::: INPUT DATA
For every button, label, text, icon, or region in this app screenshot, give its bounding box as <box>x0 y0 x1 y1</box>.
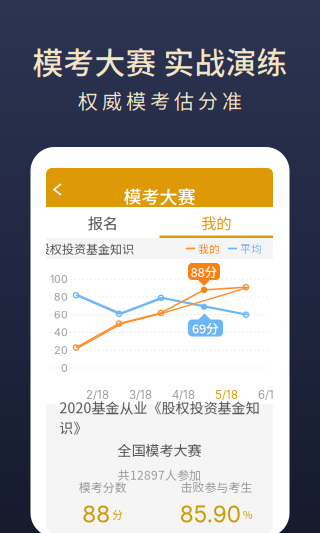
staticText: 共12897人参加 <box>118 466 201 483</box>
staticText: 报名 <box>88 211 118 234</box>
staticText: 2020基金从业《股权投资基金知识》 <box>60 397 260 437</box>
staticText: 80 <box>54 290 68 303</box>
staticText: % <box>243 506 253 522</box>
button[interactable]: 报名 <box>46 207 160 238</box>
staticText: 69分 <box>192 319 219 337</box>
staticText: 模考大赛 <box>124 183 196 209</box>
staticText: 我的 <box>198 241 220 256</box>
staticText: 0 <box>61 362 68 374</box>
staticText: 我的 <box>201 211 231 234</box>
staticText: 模考分数 <box>79 478 127 496</box>
staticText: 平均 <box>240 241 262 256</box>
button[interactable]: 我的 <box>160 207 273 238</box>
staticText: 3/18 <box>129 388 152 402</box>
staticText: 2/18 <box>86 388 109 402</box>
staticText: 全国模考大赛 <box>118 439 202 460</box>
staticText: 60 <box>54 308 68 321</box>
staticText: 100 <box>50 273 68 286</box>
button[interactable]: Back <box>54 184 78 208</box>
staticText: 20 <box>54 344 68 357</box>
staticText: 击败参与考生 <box>180 478 252 496</box>
staticText: 权 威 模 考 估 分 准 <box>78 86 242 114</box>
staticText: 6/18 <box>258 388 281 402</box>
staticText: 4/18 <box>172 388 195 402</box>
staticText: 88 <box>82 500 110 528</box>
staticText: 88分 <box>190 262 218 281</box>
staticText: 40 <box>54 326 68 339</box>
staticText: 模考大赛 实战演练 <box>32 39 288 83</box>
staticText: 股权投资基金知识 <box>38 240 134 257</box>
staticText: 5/18 <box>215 388 238 402</box>
staticText: 分 <box>112 506 123 522</box>
staticText: 85.90 <box>180 500 241 528</box>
::::::
TASK DESCRIPTION
Arrange the lines from the one containing "staticText: 共12897人参加 <box>118" through the one containing "button[interactable]: 报名 <box>46" as a numbered list, omitting blank lines.

FINISHED ANSWER
1. staticText: 共12897人参加 <box>118 466 201 483</box>
2. staticText: 报名 <box>88 211 118 234</box>
3. staticText: 2020基金从业《股权投资基金知识》 <box>60 397 260 437</box>
4. staticText: 80 <box>54 290 68 303</box>
5. staticText: % <box>243 506 253 522</box>
6. button[interactable]: 报名 <box>46 207 160 238</box>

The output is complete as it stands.